───── Dataset
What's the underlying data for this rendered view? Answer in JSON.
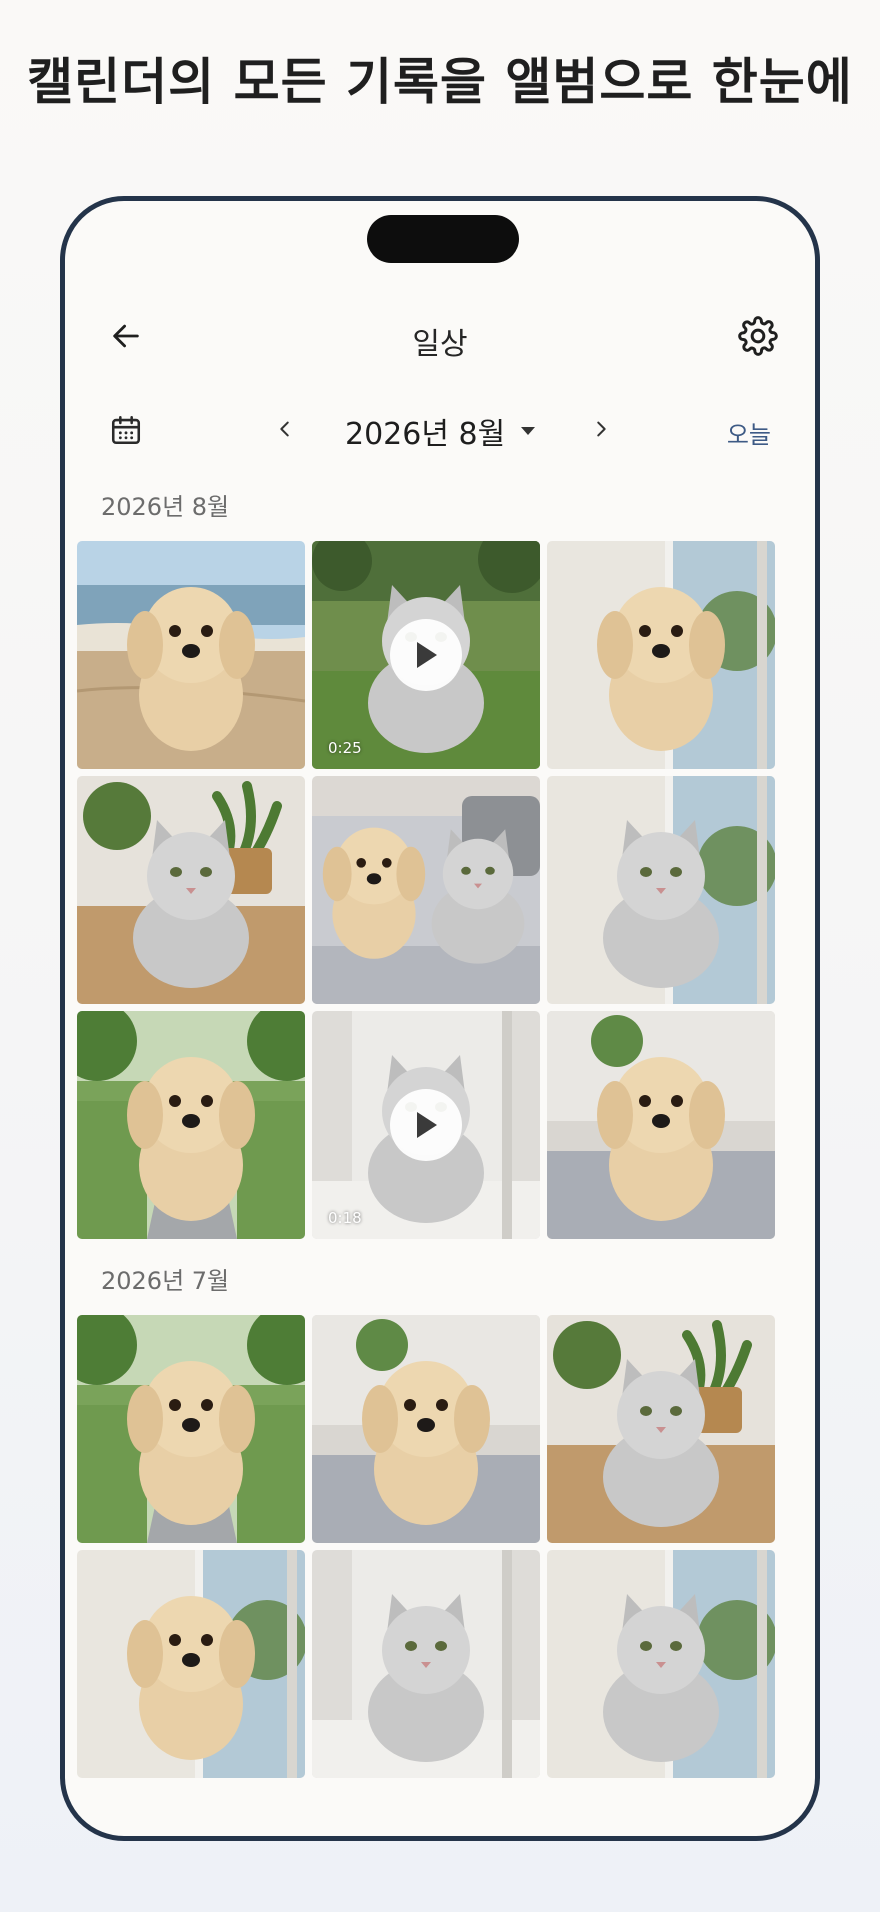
{
  "promo": {
    "title": "캘린더의 모든 기록을 앨범으로 한눈에"
  },
  "appbar": {
    "title": "일상",
    "back_icon": "arrow-left-icon",
    "settings_icon": "gear-icon"
  },
  "month_nav": {
    "label": "2026년 8월",
    "today_label": "오늘",
    "calendar_icon": "calendar-icon"
  },
  "sections": [
    {
      "label": "2026년 8월",
      "photos": [
        {
          "subject": "dog",
          "scene": "beach",
          "video": false
        },
        {
          "subject": "cat",
          "scene": "grass",
          "video": true,
          "duration": "0:25"
        },
        {
          "subject": "dog",
          "scene": "window",
          "video": false
        },
        {
          "subject": "cat",
          "scene": "plant-table",
          "video": false
        },
        {
          "subject": "dog-cat",
          "scene": "bed",
          "video": false
        },
        {
          "subject": "cat",
          "scene": "window",
          "video": false
        },
        {
          "subject": "dog",
          "scene": "park",
          "video": false
        },
        {
          "subject": "cat",
          "scene": "window-sill",
          "video": true,
          "duration": "0:18"
        },
        {
          "subject": "dog",
          "scene": "blanket",
          "video": false
        }
      ]
    },
    {
      "label": "2026년 7월",
      "photos": [
        {
          "subject": "dog",
          "scene": "park",
          "video": false
        },
        {
          "subject": "dog",
          "scene": "blanket",
          "video": false
        },
        {
          "subject": "cat",
          "scene": "plant-table",
          "video": false
        },
        {
          "subject": "dog",
          "scene": "window",
          "video": false
        },
        {
          "subject": "cat",
          "scene": "window-sill",
          "video": false
        },
        {
          "subject": "cat",
          "scene": "window",
          "video": false
        }
      ]
    }
  ],
  "colors": {
    "frame": "#24344a",
    "accent": "#3d5a85",
    "background": "#fbfaf8"
  }
}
──────────
• _Problem requirements_: Using the material above, retype each entry exactly and omit the pictures.

• _The solution_:
What's the underlying data for this rendered view? Answer in JSON.
{
  "promo": {
    "title": "캘린더의 모든 기록을 앨범으로 한눈에"
  },
  "appbar": {
    "title": "일상",
    "back_icon": "arrow-left-icon",
    "settings_icon": "gear-icon"
  },
  "month_nav": {
    "label": "2026년 8월",
    "today_label": "오늘",
    "calendar_icon": "calendar-icon"
  },
  "sections": [
    {
      "label": "2026년 8월",
      "photos": [
        {
          "subject": "dog",
          "scene": "beach",
          "video": false
        },
        {
          "subject": "cat",
          "scene": "grass",
          "video": true,
          "duration": "0:25"
        },
        {
          "subject": "dog",
          "scene": "window",
          "video": false
        },
        {
          "subject": "cat",
          "scene": "plant-table",
          "video": false
        },
        {
          "subject": "dog-cat",
          "scene": "bed",
          "video": false
        },
        {
          "subject": "cat",
          "scene": "window",
          "video": false
        },
        {
          "subject": "dog",
          "scene": "park",
          "video": false
        },
        {
          "subject": "cat",
          "scene": "window-sill",
          "video": true,
          "duration": "0:18"
        },
        {
          "subject": "dog",
          "scene": "blanket",
          "video": false
        }
      ]
    },
    {
      "label": "2026년 7월",
      "photos": [
        {
          "subject": "dog",
          "scene": "park",
          "video": false
        },
        {
          "subject": "dog",
          "scene": "blanket",
          "video": false
        },
        {
          "subject": "cat",
          "scene": "plant-table",
          "video": false
        },
        {
          "subject": "dog",
          "scene": "window",
          "video": false
        },
        {
          "subject": "cat",
          "scene": "window-sill",
          "video": false
        },
        {
          "subject": "cat",
          "scene": "window",
          "video": false
        }
      ]
    }
  ],
  "colors": {
    "frame": "#24344a",
    "accent": "#3d5a85",
    "background": "#fbfaf8"
  }
}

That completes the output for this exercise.